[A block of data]
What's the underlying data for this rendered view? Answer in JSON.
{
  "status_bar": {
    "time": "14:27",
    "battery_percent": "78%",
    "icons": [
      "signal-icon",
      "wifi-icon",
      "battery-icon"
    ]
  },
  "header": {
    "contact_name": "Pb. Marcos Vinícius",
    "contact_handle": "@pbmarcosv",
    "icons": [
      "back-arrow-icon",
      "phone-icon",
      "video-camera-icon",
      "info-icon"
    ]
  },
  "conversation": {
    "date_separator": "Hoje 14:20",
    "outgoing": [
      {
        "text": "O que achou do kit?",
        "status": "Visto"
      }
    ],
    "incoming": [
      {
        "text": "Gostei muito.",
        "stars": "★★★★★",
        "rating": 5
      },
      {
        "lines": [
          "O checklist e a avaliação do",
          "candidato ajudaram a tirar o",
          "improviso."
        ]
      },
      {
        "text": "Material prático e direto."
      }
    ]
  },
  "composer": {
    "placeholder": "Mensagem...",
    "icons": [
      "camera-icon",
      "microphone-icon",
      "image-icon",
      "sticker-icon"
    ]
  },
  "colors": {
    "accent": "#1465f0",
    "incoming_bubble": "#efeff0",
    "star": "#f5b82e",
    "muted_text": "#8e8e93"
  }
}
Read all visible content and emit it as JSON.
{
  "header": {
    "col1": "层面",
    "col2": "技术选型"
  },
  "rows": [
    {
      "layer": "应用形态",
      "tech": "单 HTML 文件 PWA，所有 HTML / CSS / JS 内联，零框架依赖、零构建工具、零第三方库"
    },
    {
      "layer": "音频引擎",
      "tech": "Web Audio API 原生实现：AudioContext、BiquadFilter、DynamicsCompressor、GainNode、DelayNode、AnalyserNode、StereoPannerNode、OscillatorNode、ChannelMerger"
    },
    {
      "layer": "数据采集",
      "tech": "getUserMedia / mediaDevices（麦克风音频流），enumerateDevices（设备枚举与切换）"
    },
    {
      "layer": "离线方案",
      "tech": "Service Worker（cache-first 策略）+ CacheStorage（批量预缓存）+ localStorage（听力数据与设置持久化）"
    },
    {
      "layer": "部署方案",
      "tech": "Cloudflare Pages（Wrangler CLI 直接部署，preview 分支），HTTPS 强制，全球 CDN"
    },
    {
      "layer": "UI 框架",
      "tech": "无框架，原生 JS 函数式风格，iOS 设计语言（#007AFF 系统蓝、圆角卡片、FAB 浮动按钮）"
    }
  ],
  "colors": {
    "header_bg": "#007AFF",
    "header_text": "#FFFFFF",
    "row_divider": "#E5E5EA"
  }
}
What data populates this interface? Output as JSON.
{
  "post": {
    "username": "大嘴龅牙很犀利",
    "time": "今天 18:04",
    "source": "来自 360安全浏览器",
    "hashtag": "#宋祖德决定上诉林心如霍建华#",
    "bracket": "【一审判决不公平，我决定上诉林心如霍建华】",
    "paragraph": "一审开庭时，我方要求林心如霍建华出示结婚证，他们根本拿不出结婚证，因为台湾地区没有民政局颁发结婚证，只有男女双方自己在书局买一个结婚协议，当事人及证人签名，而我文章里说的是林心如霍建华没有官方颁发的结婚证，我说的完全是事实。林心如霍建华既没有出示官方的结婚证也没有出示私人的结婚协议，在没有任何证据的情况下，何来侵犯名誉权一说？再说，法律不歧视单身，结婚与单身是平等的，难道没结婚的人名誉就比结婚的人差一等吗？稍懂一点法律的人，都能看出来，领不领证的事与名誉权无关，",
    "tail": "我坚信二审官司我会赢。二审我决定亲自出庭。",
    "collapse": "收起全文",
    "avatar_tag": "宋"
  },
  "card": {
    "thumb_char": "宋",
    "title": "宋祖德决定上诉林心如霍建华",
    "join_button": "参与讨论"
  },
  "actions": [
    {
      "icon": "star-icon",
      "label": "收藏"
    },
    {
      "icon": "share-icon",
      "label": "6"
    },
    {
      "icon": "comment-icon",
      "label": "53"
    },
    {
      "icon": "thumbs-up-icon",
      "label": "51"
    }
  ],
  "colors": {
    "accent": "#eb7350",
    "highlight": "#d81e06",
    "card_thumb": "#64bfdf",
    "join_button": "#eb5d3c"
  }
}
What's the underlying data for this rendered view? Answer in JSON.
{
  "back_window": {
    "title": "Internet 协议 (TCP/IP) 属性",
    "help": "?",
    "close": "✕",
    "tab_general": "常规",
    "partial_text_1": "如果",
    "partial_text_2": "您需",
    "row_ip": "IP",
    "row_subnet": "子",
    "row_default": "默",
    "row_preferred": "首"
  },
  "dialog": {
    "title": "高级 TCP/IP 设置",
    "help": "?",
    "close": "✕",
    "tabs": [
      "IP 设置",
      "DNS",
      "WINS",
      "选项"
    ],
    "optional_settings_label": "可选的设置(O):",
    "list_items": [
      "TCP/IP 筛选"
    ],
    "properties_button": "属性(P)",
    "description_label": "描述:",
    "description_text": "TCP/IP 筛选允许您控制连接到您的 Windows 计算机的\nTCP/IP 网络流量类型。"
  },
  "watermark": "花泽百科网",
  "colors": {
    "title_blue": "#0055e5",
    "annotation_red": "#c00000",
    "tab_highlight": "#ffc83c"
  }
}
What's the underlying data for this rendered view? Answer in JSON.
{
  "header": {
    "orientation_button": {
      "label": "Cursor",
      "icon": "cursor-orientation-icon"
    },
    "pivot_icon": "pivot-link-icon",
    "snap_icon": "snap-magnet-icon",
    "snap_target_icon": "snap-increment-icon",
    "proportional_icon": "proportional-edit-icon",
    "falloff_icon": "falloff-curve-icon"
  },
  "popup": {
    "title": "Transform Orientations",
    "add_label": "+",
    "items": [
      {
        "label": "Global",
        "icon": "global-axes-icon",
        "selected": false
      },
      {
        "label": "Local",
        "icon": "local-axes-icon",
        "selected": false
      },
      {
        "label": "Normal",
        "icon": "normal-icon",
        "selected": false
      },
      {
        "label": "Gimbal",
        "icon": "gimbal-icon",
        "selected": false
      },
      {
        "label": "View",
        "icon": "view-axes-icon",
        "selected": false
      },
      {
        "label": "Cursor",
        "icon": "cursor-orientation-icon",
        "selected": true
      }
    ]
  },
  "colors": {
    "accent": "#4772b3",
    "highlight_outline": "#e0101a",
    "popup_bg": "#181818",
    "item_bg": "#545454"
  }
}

• **Exercise brief**: Copy out the data shown above without altering anything.

• **Solution for this exercise**:
What's the underlying data for this rendered view? Answer in JSON.
{
  "status_bar": {
    "time": "14:27",
    "battery_percent": "78%",
    "icons": [
      "signal-icon",
      "wifi-icon",
      "battery-icon"
    ]
  },
  "header": {
    "contact_name": "Pb. Marcos Vinícius",
    "contact_handle": "@pbmarcosv",
    "icons": [
      "back-arrow-icon",
      "phone-icon",
      "video-camera-icon",
      "info-icon"
    ]
  },
  "conversation": {
    "date_separator": "Hoje 14:20",
    "outgoing": [
      {
        "text": "O que achou do kit?",
        "status": "Visto"
      }
    ],
    "incoming": [
      {
        "text": "Gostei muito.",
        "stars": "★★★★★",
        "rating": 5
      },
      {
        "lines": [
          "O checklist e a avaliação do",
          "candidato ajudaram a tirar o",
          "improviso."
        ]
      },
      {
        "text": "Material prático e direto."
      }
    ]
  },
  "composer": {
    "placeholder": "Mensagem...",
    "icons": [
      "camera-icon",
      "microphone-icon",
      "image-icon",
      "sticker-icon"
    ]
  },
  "colors": {
    "accent": "#1465f0",
    "incoming_bubble": "#efeff0",
    "star": "#f5b82e",
    "muted_text": "#8e8e93"
  }
}
Read all visible content and emit it as JSON.
{
  "header": {
    "col1": "层面",
    "col2": "技术选型"
  },
  "rows": [
    {
      "layer": "应用形态",
      "tech": "单 HTML 文件 PWA，所有 HTML / CSS / JS 内联，零框架依赖、零构建工具、零第三方库"
    },
    {
      "layer": "音频引擎",
      "tech": "Web Audio API 原生实现：AudioContext、BiquadFilter、DynamicsCompressor、GainNode、DelayNode、AnalyserNode、StereoPannerNode、OscillatorNode、ChannelMerger"
    },
    {
      "layer": "数据采集",
      "tech": "getUserMedia / mediaDevices（麦克风音频流），enumerateDevices（设备枚举与切换）"
    },
    {
      "layer": "离线方案",
      "tech": "Service Worker（cache-first 策略）+ CacheStorage（批量预缓存）+ localStorage（听力数据与设置持久化）"
    },
    {
      "layer": "部署方案",
      "tech": "Cloudflare Pages（Wrangler CLI 直接部署，preview 分支），HTTPS 强制，全球 CDN"
    },
    {
      "layer": "UI 框架",
      "tech": "无框架，原生 JS 函数式风格，iOS 设计语言（#007AFF 系统蓝、圆角卡片、FAB 浮动按钮）"
    }
  ],
  "colors": {
    "header_bg": "#007AFF",
    "header_text": "#FFFFFF",
    "row_divider": "#E5E5EA"
  }
}
What data populates this interface? Output as JSON.
{
  "post": {
    "username": "大嘴龅牙很犀利",
    "time": "今天 18:04",
    "source": "来自 360安全浏览器",
    "hashtag": "#宋祖德决定上诉林心如霍建华#",
    "bracket": "【一审判决不公平，我决定上诉林心如霍建华】",
    "paragraph": "一审开庭时，我方要求林心如霍建华出示结婚证，他们根本拿不出结婚证，因为台湾地区没有民政局颁发结婚证，只有男女双方自己在书局买一个结婚协议，当事人及证人签名，而我文章里说的是林心如霍建华没有官方颁发的结婚证，我说的完全是事实。林心如霍建华既没有出示官方的结婚证也没有出示私人的结婚协议，在没有任何证据的情况下，何来侵犯名誉权一说？再说，法律不歧视单身，结婚与单身是平等的，难道没结婚的人名誉就比结婚的人差一等吗？稍懂一点法律的人，都能看出来，领不领证的事与名誉权无关，",
    "tail": "我坚信二审官司我会赢。二审我决定亲自出庭。",
    "collapse": "收起全文",
    "avatar_tag": "宋"
  },
  "card": {
    "thumb_char": "宋",
    "title": "宋祖德决定上诉林心如霍建华",
    "join_button": "参与讨论"
  },
  "actions": [
    {
      "icon": "star-icon",
      "label": "收藏"
    },
    {
      "icon": "share-icon",
      "label": "6"
    },
    {
      "icon": "comment-icon",
      "label": "53"
    },
    {
      "icon": "thumbs-up-icon",
      "label": "51"
    }
  ],
  "colors": {
    "accent": "#eb7350",
    "highlight": "#d81e06",
    "card_thumb": "#64bfdf",
    "join_button": "#eb5d3c"
  }
}
What's the underlying data for this rendered view? Answer in JSON.
{
  "back_window": {
    "title": "Internet 协议 (TCP/IP) 属性",
    "help": "?",
    "close": "✕",
    "tab_general": "常规",
    "partial_text_1": "如果",
    "partial_text_2": "您需",
    "row_ip": "IP",
    "row_subnet": "子",
    "row_default": "默",
    "row_preferred": "首"
  },
  "dialog": {
    "title": "高级 TCP/IP 设置",
    "help": "?",
    "close": "✕",
    "tabs": [
      "IP 设置",
      "DNS",
      "WINS",
      "选项"
    ],
    "optional_settings_label": "可选的设置(O):",
    "list_items": [
      "TCP/IP 筛选"
    ],
    "properties_button": "属性(P)",
    "description_label": "描述:",
    "description_text": "TCP/IP 筛选允许您控制连接到您的 Windows 计算机的\nTCP/IP 网络流量类型。"
  },
  "watermark": "花泽百科网",
  "colors": {
    "title_blue": "#0055e5",
    "annotation_red": "#c00000",
    "tab_highlight": "#ffc83c"
  }
}
What's the underlying data for this rendered view? Answer in JSON.
{
  "header": {
    "orientation_button": {
      "label": "Cursor",
      "icon": "cursor-orientation-icon"
    },
    "pivot_icon": "pivot-link-icon",
    "snap_icon": "snap-magnet-icon",
    "snap_target_icon": "snap-increment-icon",
    "proportional_icon": "proportional-edit-icon",
    "falloff_icon": "falloff-curve-icon"
  },
  "popup": {
    "title": "Transform Orientations",
    "add_label": "+",
    "items": [
      {
        "label": "Global",
        "icon": "global-axes-icon",
        "selected": false
      },
      {
        "label": "Local",
        "icon": "local-axes-icon",
        "selected": false
      },
      {
        "label": "Normal",
        "icon": "normal-icon",
        "selected": false
      },
      {
        "label": "Gimbal",
        "icon": "gimbal-icon",
        "selected": false
      },
      {
        "label": "View",
        "icon": "view-axes-icon",
        "selected": false
      },
      {
        "label": "Cursor",
        "icon": "cursor-orientation-icon",
        "selected": true
      }
    ]
  },
  "colors": {
    "accent": "#4772b3",
    "highlight_outline": "#e0101a",
    "popup_bg": "#181818",
    "item_bg": "#545454"
  }
}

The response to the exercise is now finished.